Short problem
Without the pictures, set down every line of the data exactly.

Part of a data file:
__________________________________________________
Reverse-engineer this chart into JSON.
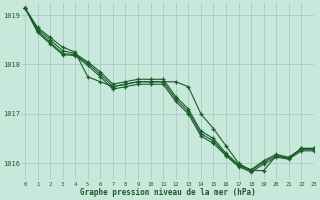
{
  "background_color": "#c8e8dc",
  "grid_color": "#a0c8bc",
  "line_color": "#1a5c2a",
  "xlabel": "Graphe pression niveau de la mer (hPa)",
  "xlim": [
    -0.3,
    23
  ],
  "ylim": [
    1015.65,
    1019.25
  ],
  "yticks": [
    1016,
    1017,
    1018,
    1019
  ],
  "xticks": [
    0,
    1,
    2,
    3,
    4,
    5,
    6,
    7,
    8,
    9,
    10,
    11,
    12,
    13,
    14,
    15,
    16,
    17,
    18,
    19,
    20,
    21,
    22,
    23
  ],
  "series": [
    [
      1019.15,
      1018.75,
      1018.55,
      1018.35,
      1018.25,
      1017.75,
      1017.65,
      1017.55,
      1017.6,
      1017.65,
      1017.65,
      1017.65,
      1017.65,
      1017.55,
      1017.0,
      1016.7,
      1016.35,
      1016.0,
      1015.85,
      1015.85,
      1016.15,
      1016.1,
      1016.3,
      1016.3
    ],
    [
      1019.15,
      1018.72,
      1018.5,
      1018.28,
      1018.22,
      1018.05,
      1017.85,
      1017.6,
      1017.65,
      1017.7,
      1017.7,
      1017.7,
      1017.35,
      1017.1,
      1016.65,
      1016.5,
      1016.2,
      1015.97,
      1015.87,
      1016.05,
      1016.18,
      1016.12,
      1016.3,
      1016.3
    ],
    [
      1019.15,
      1018.68,
      1018.45,
      1018.22,
      1018.2,
      1018.02,
      1017.8,
      1017.55,
      1017.6,
      1017.65,
      1017.65,
      1017.65,
      1017.3,
      1017.05,
      1016.6,
      1016.45,
      1016.17,
      1015.95,
      1015.85,
      1016.02,
      1016.15,
      1016.1,
      1016.28,
      1016.28
    ],
    [
      1019.15,
      1018.65,
      1018.42,
      1018.2,
      1018.18,
      1017.98,
      1017.75,
      1017.5,
      1017.55,
      1017.6,
      1017.6,
      1017.6,
      1017.25,
      1017.0,
      1016.55,
      1016.4,
      1016.15,
      1015.93,
      1015.82,
      1015.98,
      1016.12,
      1016.08,
      1016.25,
      1016.25
    ]
  ]
}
__________________________________________________
Written solution
Reverse-engineer this chart into JSON.
{
  "background_color": "#c8e8dc",
  "grid_color": "#a0c8bc",
  "line_color": "#1a5c2a",
  "xlabel": "Graphe pression niveau de la mer (hPa)",
  "xlim": [
    -0.3,
    23
  ],
  "ylim": [
    1015.65,
    1019.25
  ],
  "yticks": [
    1016,
    1017,
    1018,
    1019
  ],
  "xticks": [
    0,
    1,
    2,
    3,
    4,
    5,
    6,
    7,
    8,
    9,
    10,
    11,
    12,
    13,
    14,
    15,
    16,
    17,
    18,
    19,
    20,
    21,
    22,
    23
  ],
  "series": [
    [
      1019.15,
      1018.75,
      1018.55,
      1018.35,
      1018.25,
      1017.75,
      1017.65,
      1017.55,
      1017.6,
      1017.65,
      1017.65,
      1017.65,
      1017.65,
      1017.55,
      1017.0,
      1016.7,
      1016.35,
      1016.0,
      1015.85,
      1015.85,
      1016.15,
      1016.1,
      1016.3,
      1016.3
    ],
    [
      1019.15,
      1018.72,
      1018.5,
      1018.28,
      1018.22,
      1018.05,
      1017.85,
      1017.6,
      1017.65,
      1017.7,
      1017.7,
      1017.7,
      1017.35,
      1017.1,
      1016.65,
      1016.5,
      1016.2,
      1015.97,
      1015.87,
      1016.05,
      1016.18,
      1016.12,
      1016.3,
      1016.3
    ],
    [
      1019.15,
      1018.68,
      1018.45,
      1018.22,
      1018.2,
      1018.02,
      1017.8,
      1017.55,
      1017.6,
      1017.65,
      1017.65,
      1017.65,
      1017.3,
      1017.05,
      1016.6,
      1016.45,
      1016.17,
      1015.95,
      1015.85,
      1016.02,
      1016.15,
      1016.1,
      1016.28,
      1016.28
    ],
    [
      1019.15,
      1018.65,
      1018.42,
      1018.2,
      1018.18,
      1017.98,
      1017.75,
      1017.5,
      1017.55,
      1017.6,
      1017.6,
      1017.6,
      1017.25,
      1017.0,
      1016.55,
      1016.4,
      1016.15,
      1015.93,
      1015.82,
      1015.98,
      1016.12,
      1016.08,
      1016.25,
      1016.25
    ]
  ]
}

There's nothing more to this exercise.